• **EXERCISE**
Gather every line in the records below that contains the word "followed".

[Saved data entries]

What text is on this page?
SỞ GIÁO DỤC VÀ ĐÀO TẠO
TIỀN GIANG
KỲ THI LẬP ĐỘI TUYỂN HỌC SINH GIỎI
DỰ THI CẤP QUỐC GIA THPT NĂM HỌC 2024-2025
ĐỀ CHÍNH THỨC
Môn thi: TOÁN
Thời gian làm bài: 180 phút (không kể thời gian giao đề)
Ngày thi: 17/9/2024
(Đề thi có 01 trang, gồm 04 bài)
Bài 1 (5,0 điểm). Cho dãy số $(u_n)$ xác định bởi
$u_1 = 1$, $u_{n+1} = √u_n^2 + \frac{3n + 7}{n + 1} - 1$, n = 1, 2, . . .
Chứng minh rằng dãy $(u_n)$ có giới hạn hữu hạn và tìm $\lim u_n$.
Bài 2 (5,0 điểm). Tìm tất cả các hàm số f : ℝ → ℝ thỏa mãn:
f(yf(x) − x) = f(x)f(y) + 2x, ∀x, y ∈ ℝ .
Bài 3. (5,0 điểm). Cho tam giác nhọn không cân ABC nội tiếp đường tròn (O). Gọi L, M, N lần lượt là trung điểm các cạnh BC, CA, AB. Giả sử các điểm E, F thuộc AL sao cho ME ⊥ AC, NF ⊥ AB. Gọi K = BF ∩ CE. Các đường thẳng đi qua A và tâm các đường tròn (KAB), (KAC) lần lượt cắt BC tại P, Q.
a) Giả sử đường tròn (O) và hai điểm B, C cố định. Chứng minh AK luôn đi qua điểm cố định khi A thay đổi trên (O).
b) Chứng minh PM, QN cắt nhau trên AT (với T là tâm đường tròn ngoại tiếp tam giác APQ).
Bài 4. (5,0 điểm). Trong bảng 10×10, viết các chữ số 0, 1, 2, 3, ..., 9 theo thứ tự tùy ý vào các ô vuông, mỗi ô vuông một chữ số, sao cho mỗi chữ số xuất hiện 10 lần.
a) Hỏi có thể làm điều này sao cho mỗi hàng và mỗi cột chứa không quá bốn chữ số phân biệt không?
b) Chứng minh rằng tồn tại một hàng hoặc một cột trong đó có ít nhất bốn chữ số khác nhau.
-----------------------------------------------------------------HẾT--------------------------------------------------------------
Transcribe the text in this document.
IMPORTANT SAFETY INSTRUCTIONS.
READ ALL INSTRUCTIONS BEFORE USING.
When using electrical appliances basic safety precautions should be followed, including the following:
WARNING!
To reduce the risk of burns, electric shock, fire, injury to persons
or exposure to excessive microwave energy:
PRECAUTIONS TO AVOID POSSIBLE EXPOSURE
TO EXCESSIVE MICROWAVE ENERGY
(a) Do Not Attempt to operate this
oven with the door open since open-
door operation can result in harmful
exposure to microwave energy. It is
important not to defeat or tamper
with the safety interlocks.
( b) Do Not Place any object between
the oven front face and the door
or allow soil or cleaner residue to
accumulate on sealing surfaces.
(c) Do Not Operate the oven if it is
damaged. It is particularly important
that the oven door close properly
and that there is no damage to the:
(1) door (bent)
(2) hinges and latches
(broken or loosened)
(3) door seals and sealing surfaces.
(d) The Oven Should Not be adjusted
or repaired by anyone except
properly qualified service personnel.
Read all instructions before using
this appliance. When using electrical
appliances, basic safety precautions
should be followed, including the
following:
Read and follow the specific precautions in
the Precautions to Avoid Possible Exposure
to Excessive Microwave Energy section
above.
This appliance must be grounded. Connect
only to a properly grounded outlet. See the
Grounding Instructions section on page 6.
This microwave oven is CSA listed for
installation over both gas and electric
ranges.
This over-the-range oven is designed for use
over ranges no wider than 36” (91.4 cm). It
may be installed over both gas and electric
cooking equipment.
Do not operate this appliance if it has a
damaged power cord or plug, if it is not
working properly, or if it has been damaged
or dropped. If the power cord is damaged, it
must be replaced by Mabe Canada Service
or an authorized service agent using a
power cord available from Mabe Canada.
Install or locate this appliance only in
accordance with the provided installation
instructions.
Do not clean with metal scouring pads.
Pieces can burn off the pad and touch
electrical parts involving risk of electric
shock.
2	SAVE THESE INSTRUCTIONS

• **THE COMPLETED TASK**
When using electrical appliances basic safety precautions should be followed, including the following:
should be followed, including the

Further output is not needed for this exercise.